Listed records:

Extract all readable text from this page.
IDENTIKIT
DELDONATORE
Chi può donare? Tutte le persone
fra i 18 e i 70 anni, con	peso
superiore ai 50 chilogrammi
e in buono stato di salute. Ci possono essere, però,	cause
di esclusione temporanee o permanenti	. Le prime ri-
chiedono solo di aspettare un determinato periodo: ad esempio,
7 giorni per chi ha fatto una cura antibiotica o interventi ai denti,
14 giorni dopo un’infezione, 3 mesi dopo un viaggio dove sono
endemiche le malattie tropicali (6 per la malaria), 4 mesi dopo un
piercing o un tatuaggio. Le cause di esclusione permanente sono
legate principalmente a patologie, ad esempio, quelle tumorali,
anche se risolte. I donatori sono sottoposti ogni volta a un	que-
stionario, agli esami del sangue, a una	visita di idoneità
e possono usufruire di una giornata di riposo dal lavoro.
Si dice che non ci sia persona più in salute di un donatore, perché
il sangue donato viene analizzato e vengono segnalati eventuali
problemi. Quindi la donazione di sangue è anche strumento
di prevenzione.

Your goal:
Tally the lines in the data that contain the string "dopo". Report only the total.

Answer to this problem:
2